Copy out every line containing the word "услуг".

-- Start INPUT MATERIAL --

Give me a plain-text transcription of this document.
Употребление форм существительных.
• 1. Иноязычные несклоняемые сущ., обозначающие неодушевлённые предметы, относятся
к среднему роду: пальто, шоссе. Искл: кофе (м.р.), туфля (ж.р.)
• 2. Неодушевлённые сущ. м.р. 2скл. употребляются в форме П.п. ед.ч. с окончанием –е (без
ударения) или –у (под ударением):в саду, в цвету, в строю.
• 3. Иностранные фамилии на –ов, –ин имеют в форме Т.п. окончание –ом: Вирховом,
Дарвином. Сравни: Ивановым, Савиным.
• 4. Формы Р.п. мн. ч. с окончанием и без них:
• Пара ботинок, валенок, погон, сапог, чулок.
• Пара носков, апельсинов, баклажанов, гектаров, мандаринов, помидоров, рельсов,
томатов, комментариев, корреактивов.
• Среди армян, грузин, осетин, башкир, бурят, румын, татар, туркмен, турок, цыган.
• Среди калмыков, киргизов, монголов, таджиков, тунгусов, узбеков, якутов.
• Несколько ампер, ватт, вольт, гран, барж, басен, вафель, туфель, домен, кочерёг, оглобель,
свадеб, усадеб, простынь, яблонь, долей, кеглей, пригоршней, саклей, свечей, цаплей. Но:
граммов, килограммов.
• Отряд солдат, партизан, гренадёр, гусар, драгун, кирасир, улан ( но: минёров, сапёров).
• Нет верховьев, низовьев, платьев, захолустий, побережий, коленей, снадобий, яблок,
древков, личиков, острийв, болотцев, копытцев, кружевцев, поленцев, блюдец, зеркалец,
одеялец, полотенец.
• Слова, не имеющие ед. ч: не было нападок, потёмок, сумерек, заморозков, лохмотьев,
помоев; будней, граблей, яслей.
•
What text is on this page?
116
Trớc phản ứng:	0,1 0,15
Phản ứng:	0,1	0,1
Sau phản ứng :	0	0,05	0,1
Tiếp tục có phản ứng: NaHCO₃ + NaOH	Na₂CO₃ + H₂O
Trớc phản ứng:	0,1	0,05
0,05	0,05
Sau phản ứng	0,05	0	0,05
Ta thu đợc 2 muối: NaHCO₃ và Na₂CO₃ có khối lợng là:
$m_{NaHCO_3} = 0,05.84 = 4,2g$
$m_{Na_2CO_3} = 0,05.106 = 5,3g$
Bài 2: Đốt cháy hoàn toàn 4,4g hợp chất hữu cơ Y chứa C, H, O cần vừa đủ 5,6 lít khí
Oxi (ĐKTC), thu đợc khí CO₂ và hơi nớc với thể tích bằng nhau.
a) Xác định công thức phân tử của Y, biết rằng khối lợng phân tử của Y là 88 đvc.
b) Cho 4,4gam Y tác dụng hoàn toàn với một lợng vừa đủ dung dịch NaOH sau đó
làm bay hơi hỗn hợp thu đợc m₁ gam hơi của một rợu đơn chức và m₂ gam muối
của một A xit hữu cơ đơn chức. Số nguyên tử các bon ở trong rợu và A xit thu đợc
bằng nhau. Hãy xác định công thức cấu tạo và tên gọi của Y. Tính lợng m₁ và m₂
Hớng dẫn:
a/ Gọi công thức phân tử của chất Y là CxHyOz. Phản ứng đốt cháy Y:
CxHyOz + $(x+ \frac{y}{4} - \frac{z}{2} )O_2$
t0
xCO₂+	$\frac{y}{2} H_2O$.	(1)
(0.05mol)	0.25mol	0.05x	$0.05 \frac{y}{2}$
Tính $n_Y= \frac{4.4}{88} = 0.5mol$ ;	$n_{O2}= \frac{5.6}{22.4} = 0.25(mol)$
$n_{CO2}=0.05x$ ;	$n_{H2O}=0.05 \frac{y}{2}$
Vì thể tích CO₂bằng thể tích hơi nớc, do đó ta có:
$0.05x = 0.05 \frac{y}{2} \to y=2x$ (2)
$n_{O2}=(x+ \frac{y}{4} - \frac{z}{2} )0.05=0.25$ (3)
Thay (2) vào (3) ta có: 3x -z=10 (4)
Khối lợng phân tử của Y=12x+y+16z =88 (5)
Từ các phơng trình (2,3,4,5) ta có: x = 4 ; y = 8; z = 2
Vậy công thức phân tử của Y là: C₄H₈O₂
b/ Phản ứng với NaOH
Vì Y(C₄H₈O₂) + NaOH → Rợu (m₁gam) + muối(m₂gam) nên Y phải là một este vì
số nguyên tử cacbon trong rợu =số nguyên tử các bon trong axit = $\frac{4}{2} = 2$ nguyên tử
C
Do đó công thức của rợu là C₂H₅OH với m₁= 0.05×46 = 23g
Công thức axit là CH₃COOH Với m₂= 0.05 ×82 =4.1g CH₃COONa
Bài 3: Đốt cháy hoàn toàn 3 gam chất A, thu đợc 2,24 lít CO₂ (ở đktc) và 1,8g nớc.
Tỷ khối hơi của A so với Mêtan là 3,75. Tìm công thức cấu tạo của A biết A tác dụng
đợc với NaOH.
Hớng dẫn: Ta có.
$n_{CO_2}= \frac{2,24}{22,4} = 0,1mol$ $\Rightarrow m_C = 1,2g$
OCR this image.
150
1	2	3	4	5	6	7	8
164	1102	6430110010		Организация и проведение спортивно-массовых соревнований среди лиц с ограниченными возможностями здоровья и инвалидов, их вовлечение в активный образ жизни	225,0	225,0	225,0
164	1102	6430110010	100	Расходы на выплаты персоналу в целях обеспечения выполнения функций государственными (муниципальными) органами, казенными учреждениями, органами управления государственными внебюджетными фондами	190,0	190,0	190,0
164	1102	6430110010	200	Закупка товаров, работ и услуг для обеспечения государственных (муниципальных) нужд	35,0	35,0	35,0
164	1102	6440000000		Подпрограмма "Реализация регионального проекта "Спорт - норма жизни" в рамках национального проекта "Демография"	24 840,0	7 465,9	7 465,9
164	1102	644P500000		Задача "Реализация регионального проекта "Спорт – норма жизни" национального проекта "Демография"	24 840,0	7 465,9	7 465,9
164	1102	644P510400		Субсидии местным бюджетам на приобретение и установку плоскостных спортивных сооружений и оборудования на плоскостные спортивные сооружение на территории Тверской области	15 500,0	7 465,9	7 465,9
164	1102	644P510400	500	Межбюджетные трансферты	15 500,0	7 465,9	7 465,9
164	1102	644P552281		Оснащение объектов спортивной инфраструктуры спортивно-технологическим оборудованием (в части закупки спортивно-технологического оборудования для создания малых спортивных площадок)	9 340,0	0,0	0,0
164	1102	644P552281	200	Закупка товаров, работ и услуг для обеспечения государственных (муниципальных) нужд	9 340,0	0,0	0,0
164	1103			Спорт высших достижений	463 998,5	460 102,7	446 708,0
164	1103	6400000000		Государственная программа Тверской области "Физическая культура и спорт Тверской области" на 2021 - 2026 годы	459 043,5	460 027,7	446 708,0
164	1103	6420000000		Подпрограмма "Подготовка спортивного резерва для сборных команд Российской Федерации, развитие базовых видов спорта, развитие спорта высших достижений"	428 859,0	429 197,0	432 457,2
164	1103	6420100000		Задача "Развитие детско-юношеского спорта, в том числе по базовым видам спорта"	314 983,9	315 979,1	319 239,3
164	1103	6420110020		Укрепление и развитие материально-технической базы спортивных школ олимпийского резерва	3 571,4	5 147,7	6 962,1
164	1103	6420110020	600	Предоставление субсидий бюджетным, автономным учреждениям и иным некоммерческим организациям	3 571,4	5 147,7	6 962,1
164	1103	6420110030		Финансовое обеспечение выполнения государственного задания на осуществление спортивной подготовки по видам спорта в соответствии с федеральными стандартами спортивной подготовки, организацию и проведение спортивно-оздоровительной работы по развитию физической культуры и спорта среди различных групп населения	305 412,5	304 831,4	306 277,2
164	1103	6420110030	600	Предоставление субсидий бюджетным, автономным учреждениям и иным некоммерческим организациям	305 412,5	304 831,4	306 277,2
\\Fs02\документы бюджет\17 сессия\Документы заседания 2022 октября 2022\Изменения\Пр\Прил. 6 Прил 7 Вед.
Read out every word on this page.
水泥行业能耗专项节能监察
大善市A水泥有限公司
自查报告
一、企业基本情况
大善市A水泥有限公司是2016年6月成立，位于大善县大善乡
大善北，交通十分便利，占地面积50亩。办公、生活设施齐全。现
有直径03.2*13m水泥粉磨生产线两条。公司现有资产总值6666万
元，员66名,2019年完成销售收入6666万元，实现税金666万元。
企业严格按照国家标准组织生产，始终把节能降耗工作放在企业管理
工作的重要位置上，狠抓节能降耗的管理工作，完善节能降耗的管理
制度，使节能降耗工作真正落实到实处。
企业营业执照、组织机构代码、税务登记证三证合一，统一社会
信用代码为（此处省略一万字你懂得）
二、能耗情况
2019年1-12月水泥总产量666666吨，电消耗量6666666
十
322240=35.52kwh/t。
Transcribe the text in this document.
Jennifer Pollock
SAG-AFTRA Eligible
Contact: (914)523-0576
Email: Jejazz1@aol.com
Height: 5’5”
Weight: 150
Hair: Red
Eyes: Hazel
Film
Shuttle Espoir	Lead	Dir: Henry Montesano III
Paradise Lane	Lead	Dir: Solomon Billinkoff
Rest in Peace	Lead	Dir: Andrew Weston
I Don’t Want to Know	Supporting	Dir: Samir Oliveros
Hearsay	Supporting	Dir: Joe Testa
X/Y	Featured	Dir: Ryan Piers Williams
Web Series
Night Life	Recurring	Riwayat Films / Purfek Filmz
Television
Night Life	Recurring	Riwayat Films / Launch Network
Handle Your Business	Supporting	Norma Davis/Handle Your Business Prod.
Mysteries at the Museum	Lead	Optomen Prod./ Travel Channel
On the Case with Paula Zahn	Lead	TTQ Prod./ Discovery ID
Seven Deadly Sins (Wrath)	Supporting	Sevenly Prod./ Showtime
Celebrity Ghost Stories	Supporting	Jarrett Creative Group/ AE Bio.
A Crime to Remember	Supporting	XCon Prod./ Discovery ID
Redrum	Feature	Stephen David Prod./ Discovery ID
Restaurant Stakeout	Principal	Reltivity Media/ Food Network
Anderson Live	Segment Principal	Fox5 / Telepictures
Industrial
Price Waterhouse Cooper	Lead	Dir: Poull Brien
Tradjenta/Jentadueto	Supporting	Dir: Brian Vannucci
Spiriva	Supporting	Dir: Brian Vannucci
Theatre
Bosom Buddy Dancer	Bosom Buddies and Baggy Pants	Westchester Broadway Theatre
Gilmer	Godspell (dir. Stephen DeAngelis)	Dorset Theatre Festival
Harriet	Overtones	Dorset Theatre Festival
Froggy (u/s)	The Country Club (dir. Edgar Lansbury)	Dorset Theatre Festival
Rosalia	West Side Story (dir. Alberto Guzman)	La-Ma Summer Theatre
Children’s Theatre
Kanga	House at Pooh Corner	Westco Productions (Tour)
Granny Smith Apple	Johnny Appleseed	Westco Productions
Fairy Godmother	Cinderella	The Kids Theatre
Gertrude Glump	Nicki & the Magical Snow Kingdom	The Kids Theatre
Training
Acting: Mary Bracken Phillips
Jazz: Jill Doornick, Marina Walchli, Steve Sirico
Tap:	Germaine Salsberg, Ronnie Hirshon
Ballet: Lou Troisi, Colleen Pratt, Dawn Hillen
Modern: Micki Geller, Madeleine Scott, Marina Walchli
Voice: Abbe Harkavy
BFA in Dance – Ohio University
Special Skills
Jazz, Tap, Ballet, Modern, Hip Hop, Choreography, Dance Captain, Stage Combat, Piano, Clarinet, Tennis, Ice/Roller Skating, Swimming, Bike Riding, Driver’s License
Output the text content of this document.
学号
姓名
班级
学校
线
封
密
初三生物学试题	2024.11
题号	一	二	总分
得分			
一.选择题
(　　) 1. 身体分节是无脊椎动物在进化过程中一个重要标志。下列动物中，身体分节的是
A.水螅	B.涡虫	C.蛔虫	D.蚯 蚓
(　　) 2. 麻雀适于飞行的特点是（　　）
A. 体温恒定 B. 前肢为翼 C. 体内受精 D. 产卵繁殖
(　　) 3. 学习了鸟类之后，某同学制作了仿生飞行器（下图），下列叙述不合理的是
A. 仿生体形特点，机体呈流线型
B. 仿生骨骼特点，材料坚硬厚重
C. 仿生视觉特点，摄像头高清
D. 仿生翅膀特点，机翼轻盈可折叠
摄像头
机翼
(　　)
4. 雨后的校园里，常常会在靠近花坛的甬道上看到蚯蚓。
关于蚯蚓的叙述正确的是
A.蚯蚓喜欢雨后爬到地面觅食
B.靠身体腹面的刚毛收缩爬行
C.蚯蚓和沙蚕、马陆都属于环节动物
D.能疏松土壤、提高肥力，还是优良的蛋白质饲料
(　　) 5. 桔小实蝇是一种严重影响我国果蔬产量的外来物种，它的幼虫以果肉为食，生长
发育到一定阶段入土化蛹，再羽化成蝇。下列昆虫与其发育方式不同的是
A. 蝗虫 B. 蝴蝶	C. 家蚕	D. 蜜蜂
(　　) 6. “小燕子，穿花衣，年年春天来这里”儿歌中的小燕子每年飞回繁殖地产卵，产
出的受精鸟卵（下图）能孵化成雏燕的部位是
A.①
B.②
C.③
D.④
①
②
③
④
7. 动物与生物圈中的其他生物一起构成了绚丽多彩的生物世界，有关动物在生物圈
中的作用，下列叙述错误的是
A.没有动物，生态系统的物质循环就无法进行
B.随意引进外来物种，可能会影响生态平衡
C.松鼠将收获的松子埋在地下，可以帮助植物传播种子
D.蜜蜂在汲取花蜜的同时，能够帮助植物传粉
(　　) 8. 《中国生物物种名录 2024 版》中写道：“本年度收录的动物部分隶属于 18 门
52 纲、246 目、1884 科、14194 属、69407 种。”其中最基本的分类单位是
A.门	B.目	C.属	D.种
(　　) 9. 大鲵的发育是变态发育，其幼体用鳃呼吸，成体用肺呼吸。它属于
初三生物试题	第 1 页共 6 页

-- End INPUT MATERIAL --

THE RESPONSE >>
164	1102	6430110010	200	Закупка товаров, работ и услуг для обеспечения государственных (муниципальных) нужд	35,0	35,0	35,0
164	1102	644P552281	200	Закупка товаров, работ и услуг для обеспечения государственных (муниципальных) нужд	9 340,0	0,0	0,0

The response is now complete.